Aufgabe
Führe den Text über Frankfurt bei Nacht nach seinem letzten Satz weiter.

Seitenauszug
Landschaften

Frankfurt bei Nacht: Lichter, überall Lichter

Willst du hohe Häuser sehen, musst du zu den Frankfurtern gehen. Zumindest in Deutschland findet sich keine zweite Stadt, die so viele Wolkenkratzer auf einem Fleck vereinigt. Was bereits tagsüber beeindruckend aussieht, wird in der Nacht – dank unzähliger Lichter – spektakulär. Einen Kurztrip in die Mainmetropole nutzte ich, um mein neues Mini-Stativ in der Praxis auf die Probe zu stellen.

Auf manchen Reisen steht das Fotografieren nicht im Vordergrund, so dass ich nur eine Kamera, maximal zwei Objektive und ein Mini-Stativ mitnehmen kann und will. So stand mir für die nächtlichen Aufnahmen in Frankfurt eine Canon EOS 7D sowie das Canon EF 24-70mm f/4L IS USM und das EF 50mm f/1.4 USM zur Verfügung. Als Mini-Stativ hatte ich das in Deutschland eher unbekannte Ultra-Pod II des US-amerikanischen Herstellers Pedco im Gepäck. Nachdem mich das GorillaPod von Joby (instabil, instabil und nochmals instabil) überhaupt nicht überzeugen konnte, fiel meine Wahl auf das Ultra-Pod – übrigens Made in U.S.A. Für rund 25 Euro bietet das kompakte und leichte Kunststoffteil ein super Preis-/Leistungsverhältnis. Auf den drei Beinen, die für einen rutschfesten Stand am Ende dick gummiert sind, steht selbst eine Vollformatkamera absolut sicher. Der Clou ist aber der starke Klettverschluss, der eine Befestigung zum Beispiel an Pfosten, Bäumen, Zäunen oder Rahmen in wenigen Sekunden ermöglicht. Hinzu kommt ein Kugelkopf-System, das eine sichere Befestigung in jeder gewünschten Lage ermöglicht.

Datensätze
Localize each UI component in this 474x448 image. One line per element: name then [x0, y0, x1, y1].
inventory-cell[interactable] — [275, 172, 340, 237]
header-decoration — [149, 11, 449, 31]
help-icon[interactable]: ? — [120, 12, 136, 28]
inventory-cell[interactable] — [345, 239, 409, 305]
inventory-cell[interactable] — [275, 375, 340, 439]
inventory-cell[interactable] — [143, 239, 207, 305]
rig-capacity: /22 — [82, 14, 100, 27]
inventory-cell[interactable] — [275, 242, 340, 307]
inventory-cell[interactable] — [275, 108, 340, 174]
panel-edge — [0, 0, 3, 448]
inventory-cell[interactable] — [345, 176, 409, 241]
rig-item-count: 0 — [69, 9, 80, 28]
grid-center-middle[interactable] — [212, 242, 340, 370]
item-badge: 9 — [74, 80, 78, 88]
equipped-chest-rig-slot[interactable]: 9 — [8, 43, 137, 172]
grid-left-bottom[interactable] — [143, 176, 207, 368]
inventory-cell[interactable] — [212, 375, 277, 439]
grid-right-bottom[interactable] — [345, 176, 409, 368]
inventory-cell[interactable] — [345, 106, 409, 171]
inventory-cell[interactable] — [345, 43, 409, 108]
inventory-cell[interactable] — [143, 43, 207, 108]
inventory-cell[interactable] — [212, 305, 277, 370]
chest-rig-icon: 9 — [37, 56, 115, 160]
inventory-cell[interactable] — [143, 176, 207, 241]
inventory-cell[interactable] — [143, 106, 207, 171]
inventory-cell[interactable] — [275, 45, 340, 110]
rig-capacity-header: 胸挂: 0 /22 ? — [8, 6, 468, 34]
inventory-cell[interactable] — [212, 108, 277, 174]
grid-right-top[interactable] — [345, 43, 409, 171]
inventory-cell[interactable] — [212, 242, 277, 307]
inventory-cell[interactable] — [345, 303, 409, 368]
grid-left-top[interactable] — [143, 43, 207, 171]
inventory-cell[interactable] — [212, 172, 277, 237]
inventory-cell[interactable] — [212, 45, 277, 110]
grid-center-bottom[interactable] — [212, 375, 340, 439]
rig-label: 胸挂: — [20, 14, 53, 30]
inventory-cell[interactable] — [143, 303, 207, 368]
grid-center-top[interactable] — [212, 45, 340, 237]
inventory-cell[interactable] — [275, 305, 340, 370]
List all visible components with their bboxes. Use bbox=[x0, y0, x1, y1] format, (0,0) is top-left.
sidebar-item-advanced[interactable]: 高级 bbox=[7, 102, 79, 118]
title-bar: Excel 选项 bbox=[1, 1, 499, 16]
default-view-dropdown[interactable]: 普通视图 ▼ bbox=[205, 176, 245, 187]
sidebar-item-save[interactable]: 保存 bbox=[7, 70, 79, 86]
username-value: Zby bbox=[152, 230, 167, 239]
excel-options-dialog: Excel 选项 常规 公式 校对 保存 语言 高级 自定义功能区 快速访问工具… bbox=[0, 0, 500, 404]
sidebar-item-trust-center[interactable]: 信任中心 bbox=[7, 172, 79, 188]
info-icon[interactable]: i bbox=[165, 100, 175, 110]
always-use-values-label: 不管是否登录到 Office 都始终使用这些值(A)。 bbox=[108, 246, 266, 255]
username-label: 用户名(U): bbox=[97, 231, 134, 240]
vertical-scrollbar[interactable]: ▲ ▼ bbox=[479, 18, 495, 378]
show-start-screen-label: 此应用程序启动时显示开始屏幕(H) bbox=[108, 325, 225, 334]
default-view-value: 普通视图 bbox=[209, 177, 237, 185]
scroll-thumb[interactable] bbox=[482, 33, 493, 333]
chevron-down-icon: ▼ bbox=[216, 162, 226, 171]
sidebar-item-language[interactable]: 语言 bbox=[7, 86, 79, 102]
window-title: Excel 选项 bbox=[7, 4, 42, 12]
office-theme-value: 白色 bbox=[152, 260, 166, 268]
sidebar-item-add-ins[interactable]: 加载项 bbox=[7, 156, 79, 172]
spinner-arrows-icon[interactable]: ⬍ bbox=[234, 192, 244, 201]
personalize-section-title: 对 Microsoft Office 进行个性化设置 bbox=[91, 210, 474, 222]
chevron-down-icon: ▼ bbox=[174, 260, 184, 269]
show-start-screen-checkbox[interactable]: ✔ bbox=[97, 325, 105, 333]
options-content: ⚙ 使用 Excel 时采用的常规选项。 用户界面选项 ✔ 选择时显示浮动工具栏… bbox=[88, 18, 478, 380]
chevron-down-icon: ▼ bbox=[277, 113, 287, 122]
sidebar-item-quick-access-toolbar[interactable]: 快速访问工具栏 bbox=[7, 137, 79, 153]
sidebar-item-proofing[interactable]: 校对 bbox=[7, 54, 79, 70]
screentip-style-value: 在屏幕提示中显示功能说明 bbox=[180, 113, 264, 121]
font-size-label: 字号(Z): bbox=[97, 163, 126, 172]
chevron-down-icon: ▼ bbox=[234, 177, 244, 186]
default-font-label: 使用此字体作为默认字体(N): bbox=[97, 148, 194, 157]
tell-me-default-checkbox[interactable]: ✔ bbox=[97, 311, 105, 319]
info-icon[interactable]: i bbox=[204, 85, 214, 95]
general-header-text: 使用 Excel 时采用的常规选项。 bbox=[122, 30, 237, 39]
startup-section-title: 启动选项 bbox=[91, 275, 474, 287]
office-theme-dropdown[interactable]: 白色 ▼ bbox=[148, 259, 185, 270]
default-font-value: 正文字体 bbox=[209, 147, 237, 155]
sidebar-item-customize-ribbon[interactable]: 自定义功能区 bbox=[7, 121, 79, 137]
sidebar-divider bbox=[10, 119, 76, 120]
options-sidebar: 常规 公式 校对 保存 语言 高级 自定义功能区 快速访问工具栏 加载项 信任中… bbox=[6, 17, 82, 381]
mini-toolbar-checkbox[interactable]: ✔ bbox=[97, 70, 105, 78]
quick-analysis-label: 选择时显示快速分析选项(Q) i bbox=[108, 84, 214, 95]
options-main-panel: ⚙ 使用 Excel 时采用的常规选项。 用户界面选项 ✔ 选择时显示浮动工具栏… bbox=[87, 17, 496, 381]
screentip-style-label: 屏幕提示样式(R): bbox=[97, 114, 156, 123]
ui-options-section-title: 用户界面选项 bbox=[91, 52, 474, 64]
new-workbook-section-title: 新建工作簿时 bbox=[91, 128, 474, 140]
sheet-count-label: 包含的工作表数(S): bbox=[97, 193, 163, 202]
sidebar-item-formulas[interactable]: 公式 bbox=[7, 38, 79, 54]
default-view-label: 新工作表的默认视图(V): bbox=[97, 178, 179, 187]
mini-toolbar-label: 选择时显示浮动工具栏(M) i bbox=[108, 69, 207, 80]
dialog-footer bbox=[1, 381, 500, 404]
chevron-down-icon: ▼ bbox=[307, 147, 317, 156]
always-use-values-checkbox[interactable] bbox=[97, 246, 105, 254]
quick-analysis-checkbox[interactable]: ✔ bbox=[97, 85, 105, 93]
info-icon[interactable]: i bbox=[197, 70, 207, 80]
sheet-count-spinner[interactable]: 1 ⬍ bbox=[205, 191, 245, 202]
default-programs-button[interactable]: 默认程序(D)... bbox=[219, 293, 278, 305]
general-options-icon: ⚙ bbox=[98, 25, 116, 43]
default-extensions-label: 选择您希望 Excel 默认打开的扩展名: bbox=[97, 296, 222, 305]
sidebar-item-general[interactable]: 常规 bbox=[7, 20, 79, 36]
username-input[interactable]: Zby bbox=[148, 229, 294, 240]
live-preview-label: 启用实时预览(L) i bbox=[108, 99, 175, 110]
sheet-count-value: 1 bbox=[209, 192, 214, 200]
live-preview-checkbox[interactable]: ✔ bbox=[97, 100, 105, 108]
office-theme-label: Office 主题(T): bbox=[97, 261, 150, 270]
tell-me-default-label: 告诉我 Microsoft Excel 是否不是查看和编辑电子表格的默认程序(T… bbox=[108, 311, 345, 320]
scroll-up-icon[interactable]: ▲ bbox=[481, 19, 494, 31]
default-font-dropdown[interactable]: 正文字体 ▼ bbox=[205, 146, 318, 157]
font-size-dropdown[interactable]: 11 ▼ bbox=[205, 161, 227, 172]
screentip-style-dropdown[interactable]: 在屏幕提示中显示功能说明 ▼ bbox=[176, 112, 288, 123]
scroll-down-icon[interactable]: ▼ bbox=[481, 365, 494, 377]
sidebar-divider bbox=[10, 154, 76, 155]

Lösung
Das Ultra-Pod II ist ein leistungsstarkes Mini-Stativ. (Foto: Michael Kaub)
Das Ultra-Pod II ist ein leistungsstarkes Mini-Stativ. (Foto: Michael Kaub)

Erster Test an der Alten Oper. Ran mit dem Stativ an ein Metallgestell, Kamera mit dem Weitwinkel festschrauben, ausrichten, fertig. Ausgelöst wurde bei ISO 100 mit Blende 9 und 3.2 Sekunden. Nicht ein Hauch von Instabilität in der Aufnahme zu erkennen. Dann kann ich ja mutiger werden. Raus an den Main zu einer über diesen führenden Eisenbahnbrücke. Ans Geländer klette ich die Kamera aber nicht. Vertrauen ist zwar gut, aber wenn die Kamera fällt, versenke ich ein paar Euro im Main. Lieber die Beine ausklappen, Kamera drauf, Kopf ausrichten und hoffen, dass kein Zug oder Jogger kommt. Die Brücke wippt nämlich enorm. 15 Sekunden Belichtungszeit können einem extrem lange vorkommen. Es passt aber: Blende 11 bei ISO 100 mit dem 50mm-Objektiv. Die Lichter der Hochhäuser spiegeln sich sehr schön im Main, der in diesem Abschnitt zwischen zwei Schleusen eine ruhige Wasseroberfläche besitzt. Ideale Bedingungen für eine solche Aufnahme. Zum Abschluss will ich noch auf die Besucherplattform des Maintowers und die Lichter der Großstadt einfangen. Oben angekommen vermisse ich ein richtiges Stativ. Wo soll ich hier das Stativ festmachen? Etwa vor die Glasscheibe stellen und über die Großstadtlichter hinweg fotografieren? Den ISO-Wert raufsetzen? Dann kann ich gleich wie alle anderen mit dem Smartphone fotografieren. Dann fällt mein Blick auf eines dieser „Münzgräber“ – Ferngläser, die nach dem Einwurf von einem Euro für ein paar Sekunden den Blick in die Ferne freigeben. Doch nachts hat keiner Lust dazu, so dass ich die Halterung über dem Fernglas nutze, um mein Stativ anzubringen. Herrlich, jetzt kann ich es sogar noch schwenken und ganz leicht in die passende Position bringen. Zwei Aufnahmen mit dem Weitwinkel entstehen bei ISO 100, Blende 11 und 15 Sekunden.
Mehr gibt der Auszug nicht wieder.